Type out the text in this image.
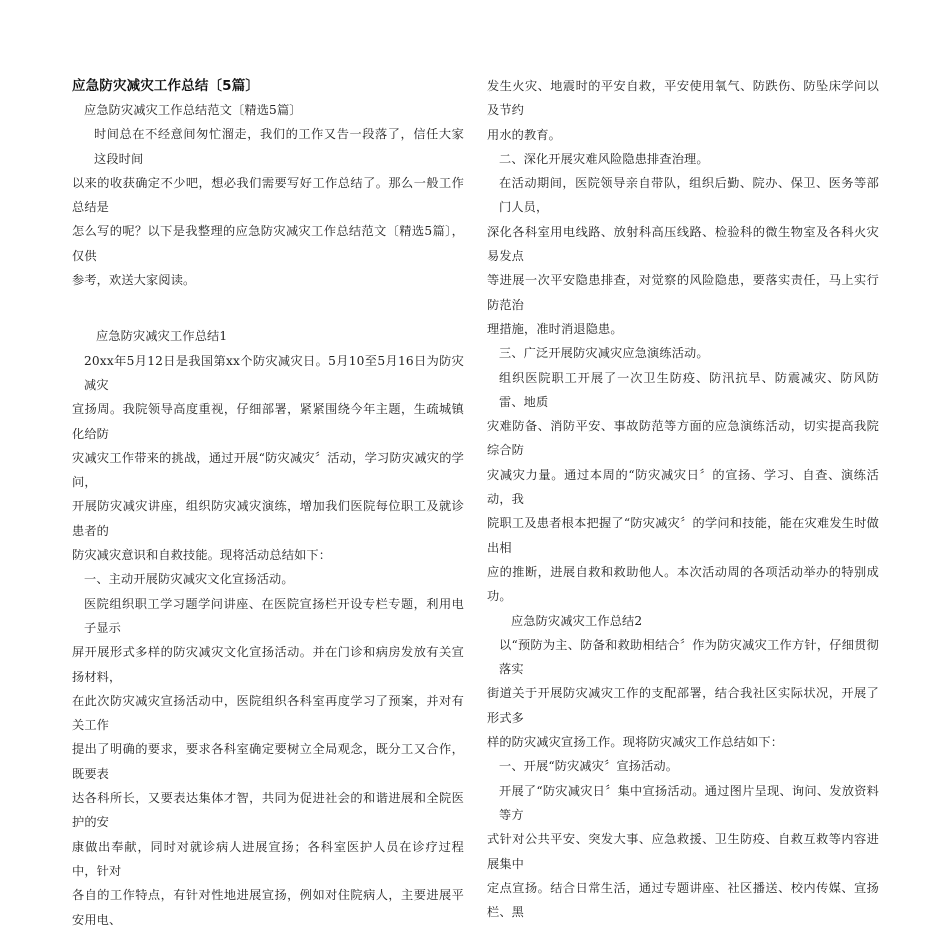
应急防灾减灾工作总结〔5篇〕

应急防灾减灾工作总结范文〔精选5篇〕

时间总在不经意间匆忙溜走，我们的工作又告一段落了，信任大家这段时间

以来的收获确定不少吧，想必我们需要写好工作总结了。那么一般工作总结是

怎么写的呢？以下是我整理的应急防灾减灾工作总结范文〔精选5篇〕，仅供

参考，欢送大家阅读。

应急防灾减灾工作总结1

20xx年5月12日是我国第xx个防灾减灾日。5月10至5月16日为防灾减灾

宣扬周。我院领导高度重视，仔细部署，紧紧围绕今年主题，生疏城镇化给防

灾减灾工作带来的挑战，通过开展“防灾减灾〞活动，学习防灾减灾的学问，

开展防灾减灾讲座，组织防灾减灾演练，增加我们医院每位职工及就诊患者的

防灾减灾意识和自救技能。现将活动总结如下：

一、主动开展防灾减灾文化宣扬活动。

医院组织职工学习题学问讲座、在医院宣扬栏开设专栏专题，利用电子显示

屏开展形式多样的防灾减灾文化宣扬活动。并在门诊和病房发放有关宣扬材料，

在此次防灾减灾宣扬活动中，医院组织各科室再度学习了预案，并对有关工作

提出了明确的要求，要求各科室确定要树立全局观念，既分工又合作，既要表

达各科所长，又要表达集体才智，共同为促进社会的和谐进展和全院医护的安

康做出奉献，同时对就诊病人进展宣扬；各科室医护人员在诊疗过程中，针对

各自的工作特点，有针对性地进展宣扬，例如对住院病人，主要进展平安用电、

发生火灾、地震时的平安自救，平安使用氧气、防跌伤、防坠床学问以及节约

用水的教育。

二、深化开展灾难风险隐患排查治理。

在活动期间，医院领导亲自带队，组织后勤、院办、保卫、医务等部门人员，

深化各科室用电线路、放射科高压线路、检验科的微生物室及各科火灾易发点

等进展一次平安隐患排查，对觉察的风险隐患，要落实责任，马上实行防范治

理措施，准时消退隐患。

三、广泛开展防灾减灾应急演练活动。

组织医院职工开展了一次卫生防疫、防汛抗旱、防震减灾、防风防雷、地质

灾难防备、消防平安、事故防范等方面的应急演练活动，切实提高我院综合防

灾减灾力量。通过本周的“防灾减灾日〞的宣扬、学习、自查、演练活动，我

院职工及患者根本把握了“防灾减灾〞的学问和技能，能在灾难发生时做出相

应的推断，进展自救和救助他人。本次活动周的各项活动举办的特别成功。

应急防灾减灾工作总结2

以“预防为主、防备和救助相结合〞作为防灾减灾工作方针，仔细贯彻落实

街道关于开展防灾减灾工作的支配部署，结合我社区实际状况，开展了形式多

样的防灾减灾宣扬工作。现将防灾减灾工作总结如下：

一、开展“防灾减灾〞宣扬活动。

开展了“防灾减灾日〞集中宣扬活动。通过图片呈现、询问、发放资料等方

式针对公共平安、突发大事、应急救援、卫生防疫、自救互救等内容进展集中

定点宣扬。结合日常生活，通过专题讲座、社区播送、校内传媒、宣扬栏、黑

+===+

* OBJECTIVE
Make an exact copy of every record, pictures excluded.

* SOLUTION FOR THIS PROBLEM
Type out the text in this image.
应急防灾减灾工作总结〔5篇〕

应急防灾减灾工作总结范文〔精选5篇〕

时间总在不经意间匆忙溜走，我们的工作又告一段落了，信任大家这段时间

以来的收获确定不少吧，想必我们需要写好工作总结了。那么一般工作总结是

怎么写的呢？以下是我整理的应急防灾减灾工作总结范文〔精选5篇〕，仅供

参考，欢送大家阅读。

应急防灾减灾工作总结1

20xx年5月12日是我国第xx个防灾减灾日。5月10至5月16日为防灾减灾

宣扬周。我院领导高度重视，仔细部署，紧紧围绕今年主题，生疏城镇化给防

灾减灾工作带来的挑战，通过开展“防灾减灾〞活动，学习防灾减灾的学问，

开展防灾减灾讲座，组织防灾减灾演练，增加我们医院每位职工及就诊患者的

防灾减灾意识和自救技能。现将活动总结如下：

一、主动开展防灾减灾文化宣扬活动。

医院组织职工学习题学问讲座、在医院宣扬栏开设专栏专题，利用电子显示

屏开展形式多样的防灾减灾文化宣扬活动。并在门诊和病房发放有关宣扬材料，

在此次防灾减灾宣扬活动中，医院组织各科室再度学习了预案，并对有关工作

提出了明确的要求，要求各科室确定要树立全局观念，既分工又合作，既要表

达各科所长，又要表达集体才智，共同为促进社会的和谐进展和全院医护的安

康做出奉献，同时对就诊病人进展宣扬；各科室医护人员在诊疗过程中，针对

各自的工作特点，有针对性地进展宣扬，例如对住院病人，主要进展平安用电、

发生火灾、地震时的平安自救，平安使用氧气、防跌伤、防坠床学问以及节约

用水的教育。

二、深化开展灾难风险隐患排查治理。

在活动期间，医院领导亲自带队，组织后勤、院办、保卫、医务等部门人员，

深化各科室用电线路、放射科高压线路、检验科的微生物室及各科火灾易发点

等进展一次平安隐患排查，对觉察的风险隐患，要落实责任，马上实行防范治

理措施，准时消退隐患。

三、广泛开展防灾减灾应急演练活动。

组织医院职工开展了一次卫生防疫、防汛抗旱、防震减灾、防风防雷、地质

灾难防备、消防平安、事故防范等方面的应急演练活动，切实提高我院综合防

灾减灾力量。通过本周的“防灾减灾日〞的宣扬、学习、自查、演练活动，我

院职工及患者根本把握了“防灾减灾〞的学问和技能，能在灾难发生时做出相

应的推断，进展自救和救助他人。本次活动周的各项活动举办的特别成功。

应急防灾减灾工作总结2

以“预防为主、防备和救助相结合〞作为防灾减灾工作方针，仔细贯彻落实

街道关于开展防灾减灾工作的支配部署，结合我社区实际状况，开展了形式多

样的防灾减灾宣扬工作。现将防灾减灾工作总结如下：

一、开展“防灾减灾〞宣扬活动。

开展了“防灾减灾日〞集中宣扬活动。通过图片呈现、询问、发放资料等方

式针对公共平安、突发大事、应急救援、卫生防疫、自救互救等内容进展集中

定点宣扬。结合日常生活，通过专题讲座、社区播送、校内传媒、宣扬栏、黑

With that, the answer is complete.